----- Material to process -----

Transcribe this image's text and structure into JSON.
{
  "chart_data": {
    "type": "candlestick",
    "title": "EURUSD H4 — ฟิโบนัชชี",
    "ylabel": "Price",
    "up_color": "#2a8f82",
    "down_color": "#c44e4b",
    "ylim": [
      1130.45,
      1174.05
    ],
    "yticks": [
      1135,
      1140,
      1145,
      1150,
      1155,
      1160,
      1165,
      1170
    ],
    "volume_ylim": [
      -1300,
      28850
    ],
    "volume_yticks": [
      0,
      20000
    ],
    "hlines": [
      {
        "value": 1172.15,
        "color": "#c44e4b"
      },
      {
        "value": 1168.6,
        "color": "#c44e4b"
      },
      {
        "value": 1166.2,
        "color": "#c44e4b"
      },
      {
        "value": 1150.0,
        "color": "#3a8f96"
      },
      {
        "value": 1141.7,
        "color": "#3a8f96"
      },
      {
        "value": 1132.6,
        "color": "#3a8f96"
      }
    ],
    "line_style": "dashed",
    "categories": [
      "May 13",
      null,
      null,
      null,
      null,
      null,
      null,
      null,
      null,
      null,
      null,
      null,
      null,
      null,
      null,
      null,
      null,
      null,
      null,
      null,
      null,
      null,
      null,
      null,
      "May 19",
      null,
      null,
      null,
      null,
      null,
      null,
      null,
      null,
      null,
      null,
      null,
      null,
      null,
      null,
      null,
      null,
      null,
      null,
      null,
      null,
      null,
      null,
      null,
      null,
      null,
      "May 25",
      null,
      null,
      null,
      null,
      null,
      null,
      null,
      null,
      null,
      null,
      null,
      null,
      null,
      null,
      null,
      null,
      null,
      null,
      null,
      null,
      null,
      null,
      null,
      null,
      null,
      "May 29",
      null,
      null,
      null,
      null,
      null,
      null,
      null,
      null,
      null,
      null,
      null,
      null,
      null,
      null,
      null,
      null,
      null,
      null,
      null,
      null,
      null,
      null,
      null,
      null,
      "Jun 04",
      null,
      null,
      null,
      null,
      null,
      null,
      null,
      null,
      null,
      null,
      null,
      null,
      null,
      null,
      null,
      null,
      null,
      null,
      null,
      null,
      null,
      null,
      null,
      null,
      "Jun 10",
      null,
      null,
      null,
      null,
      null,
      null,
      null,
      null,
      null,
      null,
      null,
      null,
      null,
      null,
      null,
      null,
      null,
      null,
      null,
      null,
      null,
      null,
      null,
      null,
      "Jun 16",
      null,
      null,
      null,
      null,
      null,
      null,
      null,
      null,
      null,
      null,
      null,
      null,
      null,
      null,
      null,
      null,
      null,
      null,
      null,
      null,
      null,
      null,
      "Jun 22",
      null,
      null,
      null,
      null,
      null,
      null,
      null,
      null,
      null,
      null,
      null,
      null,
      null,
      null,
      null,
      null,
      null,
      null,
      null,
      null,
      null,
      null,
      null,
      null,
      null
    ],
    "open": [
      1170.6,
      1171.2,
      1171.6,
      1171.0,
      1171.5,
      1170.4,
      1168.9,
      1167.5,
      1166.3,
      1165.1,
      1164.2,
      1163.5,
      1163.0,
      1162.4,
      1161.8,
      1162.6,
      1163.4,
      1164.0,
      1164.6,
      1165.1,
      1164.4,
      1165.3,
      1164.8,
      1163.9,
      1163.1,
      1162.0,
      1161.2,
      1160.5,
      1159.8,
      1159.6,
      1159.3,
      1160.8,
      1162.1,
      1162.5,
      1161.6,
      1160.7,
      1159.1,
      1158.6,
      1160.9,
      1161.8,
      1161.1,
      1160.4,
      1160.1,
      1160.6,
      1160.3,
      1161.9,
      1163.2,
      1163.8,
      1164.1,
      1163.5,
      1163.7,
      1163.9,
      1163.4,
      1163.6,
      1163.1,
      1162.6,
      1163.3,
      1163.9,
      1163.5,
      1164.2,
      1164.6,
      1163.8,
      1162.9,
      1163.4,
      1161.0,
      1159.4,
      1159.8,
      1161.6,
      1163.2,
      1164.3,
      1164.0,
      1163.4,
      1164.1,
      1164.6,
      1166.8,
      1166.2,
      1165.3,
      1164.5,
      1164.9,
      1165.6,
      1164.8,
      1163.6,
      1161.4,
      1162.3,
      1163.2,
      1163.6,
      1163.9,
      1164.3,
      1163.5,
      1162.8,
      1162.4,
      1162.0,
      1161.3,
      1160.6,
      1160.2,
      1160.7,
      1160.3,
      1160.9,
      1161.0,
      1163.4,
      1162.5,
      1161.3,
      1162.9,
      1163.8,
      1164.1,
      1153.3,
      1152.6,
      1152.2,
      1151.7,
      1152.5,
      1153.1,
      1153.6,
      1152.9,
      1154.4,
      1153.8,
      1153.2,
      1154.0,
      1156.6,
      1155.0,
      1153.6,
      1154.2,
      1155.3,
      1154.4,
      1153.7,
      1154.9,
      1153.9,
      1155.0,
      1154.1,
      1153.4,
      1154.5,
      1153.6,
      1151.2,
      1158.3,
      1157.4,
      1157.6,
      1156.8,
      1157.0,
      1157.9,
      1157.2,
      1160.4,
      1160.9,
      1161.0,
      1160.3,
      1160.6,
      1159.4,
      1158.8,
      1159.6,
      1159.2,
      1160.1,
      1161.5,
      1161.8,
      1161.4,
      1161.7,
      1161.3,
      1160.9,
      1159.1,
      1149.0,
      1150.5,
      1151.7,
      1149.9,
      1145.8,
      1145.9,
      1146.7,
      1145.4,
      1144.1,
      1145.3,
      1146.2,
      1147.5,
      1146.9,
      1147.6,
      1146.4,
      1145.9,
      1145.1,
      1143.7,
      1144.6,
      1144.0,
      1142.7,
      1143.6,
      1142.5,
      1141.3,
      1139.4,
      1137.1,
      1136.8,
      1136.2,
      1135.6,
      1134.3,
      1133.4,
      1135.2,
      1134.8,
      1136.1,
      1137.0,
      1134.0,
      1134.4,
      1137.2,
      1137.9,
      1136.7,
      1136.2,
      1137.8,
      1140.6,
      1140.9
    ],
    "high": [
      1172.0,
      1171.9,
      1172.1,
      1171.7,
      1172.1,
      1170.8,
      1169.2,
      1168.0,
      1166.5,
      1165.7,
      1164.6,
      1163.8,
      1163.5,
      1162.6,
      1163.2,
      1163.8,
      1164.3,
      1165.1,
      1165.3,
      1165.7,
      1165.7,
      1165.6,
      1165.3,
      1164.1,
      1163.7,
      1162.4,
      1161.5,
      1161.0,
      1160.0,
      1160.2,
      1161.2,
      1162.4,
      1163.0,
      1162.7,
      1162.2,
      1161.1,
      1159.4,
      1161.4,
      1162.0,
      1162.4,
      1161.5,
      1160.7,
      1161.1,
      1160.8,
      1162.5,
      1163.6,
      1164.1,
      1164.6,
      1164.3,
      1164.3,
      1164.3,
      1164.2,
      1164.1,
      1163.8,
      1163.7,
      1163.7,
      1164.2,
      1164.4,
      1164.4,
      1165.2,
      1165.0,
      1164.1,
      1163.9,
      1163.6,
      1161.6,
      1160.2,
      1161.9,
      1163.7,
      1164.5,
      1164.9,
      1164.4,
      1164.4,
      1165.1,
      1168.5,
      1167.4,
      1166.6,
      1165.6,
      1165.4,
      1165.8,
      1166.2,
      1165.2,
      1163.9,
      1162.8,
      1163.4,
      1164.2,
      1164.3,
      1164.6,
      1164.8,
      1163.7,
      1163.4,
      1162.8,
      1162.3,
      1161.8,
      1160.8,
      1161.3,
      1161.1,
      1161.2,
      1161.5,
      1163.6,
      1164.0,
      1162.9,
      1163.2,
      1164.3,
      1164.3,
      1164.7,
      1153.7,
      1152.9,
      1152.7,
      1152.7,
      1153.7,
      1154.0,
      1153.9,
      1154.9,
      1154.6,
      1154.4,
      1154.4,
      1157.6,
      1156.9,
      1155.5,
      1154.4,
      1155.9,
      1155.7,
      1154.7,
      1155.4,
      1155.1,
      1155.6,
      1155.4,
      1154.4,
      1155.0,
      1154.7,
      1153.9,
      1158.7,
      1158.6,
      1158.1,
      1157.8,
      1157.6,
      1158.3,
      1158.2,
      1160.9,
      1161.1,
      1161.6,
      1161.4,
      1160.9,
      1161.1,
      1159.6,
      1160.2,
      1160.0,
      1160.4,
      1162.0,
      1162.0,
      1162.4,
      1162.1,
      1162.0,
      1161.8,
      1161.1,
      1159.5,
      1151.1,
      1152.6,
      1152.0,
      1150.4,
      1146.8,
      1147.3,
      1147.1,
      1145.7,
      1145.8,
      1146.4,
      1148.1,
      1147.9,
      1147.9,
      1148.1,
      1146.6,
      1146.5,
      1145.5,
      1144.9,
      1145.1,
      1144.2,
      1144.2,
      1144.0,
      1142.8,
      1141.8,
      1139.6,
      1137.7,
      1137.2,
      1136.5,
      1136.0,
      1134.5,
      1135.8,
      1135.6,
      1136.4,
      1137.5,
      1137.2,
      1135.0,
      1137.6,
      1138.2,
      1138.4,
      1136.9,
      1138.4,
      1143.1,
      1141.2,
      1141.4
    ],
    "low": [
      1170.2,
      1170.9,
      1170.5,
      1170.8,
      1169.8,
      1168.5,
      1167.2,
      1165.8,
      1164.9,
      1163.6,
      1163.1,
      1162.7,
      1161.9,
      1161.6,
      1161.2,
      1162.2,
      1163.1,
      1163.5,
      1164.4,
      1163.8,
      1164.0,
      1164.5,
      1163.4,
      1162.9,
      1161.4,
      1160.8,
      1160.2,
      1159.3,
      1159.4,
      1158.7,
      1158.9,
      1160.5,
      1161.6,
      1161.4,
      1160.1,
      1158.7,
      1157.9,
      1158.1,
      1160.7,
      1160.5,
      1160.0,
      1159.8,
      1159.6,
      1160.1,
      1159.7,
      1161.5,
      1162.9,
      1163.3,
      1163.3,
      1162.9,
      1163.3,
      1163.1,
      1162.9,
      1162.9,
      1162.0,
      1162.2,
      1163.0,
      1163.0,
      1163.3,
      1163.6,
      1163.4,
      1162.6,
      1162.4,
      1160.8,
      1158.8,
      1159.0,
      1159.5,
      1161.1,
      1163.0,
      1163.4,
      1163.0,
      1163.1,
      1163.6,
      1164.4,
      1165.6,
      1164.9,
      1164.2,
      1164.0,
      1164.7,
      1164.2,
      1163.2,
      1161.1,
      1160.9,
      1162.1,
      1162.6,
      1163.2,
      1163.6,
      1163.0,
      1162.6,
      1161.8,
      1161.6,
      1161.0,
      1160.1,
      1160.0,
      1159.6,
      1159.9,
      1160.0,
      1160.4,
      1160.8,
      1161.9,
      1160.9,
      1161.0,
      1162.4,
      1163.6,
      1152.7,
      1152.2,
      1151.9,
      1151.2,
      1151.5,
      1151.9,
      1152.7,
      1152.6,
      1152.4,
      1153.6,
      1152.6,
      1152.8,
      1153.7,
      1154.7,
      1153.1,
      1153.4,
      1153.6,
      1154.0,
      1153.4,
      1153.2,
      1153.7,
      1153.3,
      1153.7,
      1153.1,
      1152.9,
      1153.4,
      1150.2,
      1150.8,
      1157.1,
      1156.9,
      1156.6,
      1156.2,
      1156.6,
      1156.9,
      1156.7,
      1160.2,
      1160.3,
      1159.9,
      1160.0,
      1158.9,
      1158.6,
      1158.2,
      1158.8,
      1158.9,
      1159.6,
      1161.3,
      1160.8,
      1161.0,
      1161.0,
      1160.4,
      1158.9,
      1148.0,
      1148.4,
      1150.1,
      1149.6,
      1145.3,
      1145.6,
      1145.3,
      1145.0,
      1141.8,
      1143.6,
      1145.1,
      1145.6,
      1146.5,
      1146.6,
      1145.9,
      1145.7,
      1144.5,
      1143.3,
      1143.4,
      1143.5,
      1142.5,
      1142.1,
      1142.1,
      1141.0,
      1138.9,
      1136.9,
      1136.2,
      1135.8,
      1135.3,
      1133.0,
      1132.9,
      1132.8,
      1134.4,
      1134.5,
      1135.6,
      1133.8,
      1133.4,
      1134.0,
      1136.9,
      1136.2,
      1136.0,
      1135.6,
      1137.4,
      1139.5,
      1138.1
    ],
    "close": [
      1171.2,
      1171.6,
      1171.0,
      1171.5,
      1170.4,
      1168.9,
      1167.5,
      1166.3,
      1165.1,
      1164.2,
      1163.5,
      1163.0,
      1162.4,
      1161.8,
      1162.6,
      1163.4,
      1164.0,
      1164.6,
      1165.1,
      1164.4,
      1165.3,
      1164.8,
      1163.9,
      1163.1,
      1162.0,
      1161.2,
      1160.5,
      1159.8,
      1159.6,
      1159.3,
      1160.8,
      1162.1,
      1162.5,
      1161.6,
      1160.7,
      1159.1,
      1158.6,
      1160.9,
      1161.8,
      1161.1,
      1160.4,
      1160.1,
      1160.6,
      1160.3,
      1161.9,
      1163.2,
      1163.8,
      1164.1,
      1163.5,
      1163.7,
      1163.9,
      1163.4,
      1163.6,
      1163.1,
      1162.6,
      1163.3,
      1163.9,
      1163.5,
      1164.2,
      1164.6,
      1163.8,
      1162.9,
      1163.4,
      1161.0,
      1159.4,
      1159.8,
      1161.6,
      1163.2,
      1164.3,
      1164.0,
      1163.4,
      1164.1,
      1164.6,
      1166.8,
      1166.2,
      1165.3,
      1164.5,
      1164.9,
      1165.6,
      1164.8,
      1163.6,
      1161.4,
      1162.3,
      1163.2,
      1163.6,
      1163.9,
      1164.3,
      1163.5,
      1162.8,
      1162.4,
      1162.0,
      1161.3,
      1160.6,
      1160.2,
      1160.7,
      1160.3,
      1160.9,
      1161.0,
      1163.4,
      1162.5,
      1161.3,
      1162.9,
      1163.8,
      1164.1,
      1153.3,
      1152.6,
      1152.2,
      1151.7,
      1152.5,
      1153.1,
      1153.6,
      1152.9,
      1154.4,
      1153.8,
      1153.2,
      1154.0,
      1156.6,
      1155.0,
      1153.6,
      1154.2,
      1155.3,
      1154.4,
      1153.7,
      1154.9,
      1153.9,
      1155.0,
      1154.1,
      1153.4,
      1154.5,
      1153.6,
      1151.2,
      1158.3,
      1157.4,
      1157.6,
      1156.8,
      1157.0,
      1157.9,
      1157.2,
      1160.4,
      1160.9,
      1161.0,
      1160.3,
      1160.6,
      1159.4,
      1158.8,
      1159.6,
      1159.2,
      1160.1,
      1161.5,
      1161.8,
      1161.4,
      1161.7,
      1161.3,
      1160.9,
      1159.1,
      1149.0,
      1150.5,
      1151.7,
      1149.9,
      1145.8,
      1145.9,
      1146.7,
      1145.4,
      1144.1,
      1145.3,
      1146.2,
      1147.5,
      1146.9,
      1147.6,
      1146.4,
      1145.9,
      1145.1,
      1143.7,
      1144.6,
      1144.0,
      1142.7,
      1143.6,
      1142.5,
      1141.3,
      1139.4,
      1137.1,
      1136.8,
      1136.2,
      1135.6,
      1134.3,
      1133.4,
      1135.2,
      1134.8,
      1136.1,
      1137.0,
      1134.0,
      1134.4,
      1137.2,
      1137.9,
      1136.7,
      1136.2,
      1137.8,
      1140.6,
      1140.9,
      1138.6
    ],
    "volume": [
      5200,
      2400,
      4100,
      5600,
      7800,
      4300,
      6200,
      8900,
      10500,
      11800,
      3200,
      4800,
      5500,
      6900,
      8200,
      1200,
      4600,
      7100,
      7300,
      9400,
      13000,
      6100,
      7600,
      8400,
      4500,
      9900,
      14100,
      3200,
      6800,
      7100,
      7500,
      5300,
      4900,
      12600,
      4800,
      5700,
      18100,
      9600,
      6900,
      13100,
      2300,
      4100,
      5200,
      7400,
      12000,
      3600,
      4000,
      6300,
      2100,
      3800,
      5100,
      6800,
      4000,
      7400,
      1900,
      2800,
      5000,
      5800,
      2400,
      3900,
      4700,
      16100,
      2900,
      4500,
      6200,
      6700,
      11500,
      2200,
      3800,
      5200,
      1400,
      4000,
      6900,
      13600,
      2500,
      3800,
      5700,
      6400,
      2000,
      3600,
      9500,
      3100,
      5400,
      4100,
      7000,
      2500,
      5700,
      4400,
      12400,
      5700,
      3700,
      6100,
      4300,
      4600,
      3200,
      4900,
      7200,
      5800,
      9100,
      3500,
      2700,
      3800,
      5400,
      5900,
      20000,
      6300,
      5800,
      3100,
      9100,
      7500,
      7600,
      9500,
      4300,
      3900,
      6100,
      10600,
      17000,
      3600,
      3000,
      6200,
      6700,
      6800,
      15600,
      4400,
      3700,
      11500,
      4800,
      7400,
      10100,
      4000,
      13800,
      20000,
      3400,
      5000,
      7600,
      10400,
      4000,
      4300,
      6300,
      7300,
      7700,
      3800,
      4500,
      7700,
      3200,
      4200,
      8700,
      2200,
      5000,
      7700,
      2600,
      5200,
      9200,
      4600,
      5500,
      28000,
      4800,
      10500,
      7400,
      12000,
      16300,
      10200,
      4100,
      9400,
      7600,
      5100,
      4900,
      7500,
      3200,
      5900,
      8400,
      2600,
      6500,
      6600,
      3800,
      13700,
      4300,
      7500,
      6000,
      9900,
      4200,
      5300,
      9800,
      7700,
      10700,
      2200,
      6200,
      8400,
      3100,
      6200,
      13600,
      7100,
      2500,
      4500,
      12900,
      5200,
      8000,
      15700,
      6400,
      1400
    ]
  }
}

-----

Given exercise: Where a line of the material above holds the string "value", copy that line.

Output of the task:
        "value": 1172.15,
        "value": 1168.6,
        "value": 1166.2,
        "value": 1150.0,
        "value": 1141.7,
        "value": 1132.6,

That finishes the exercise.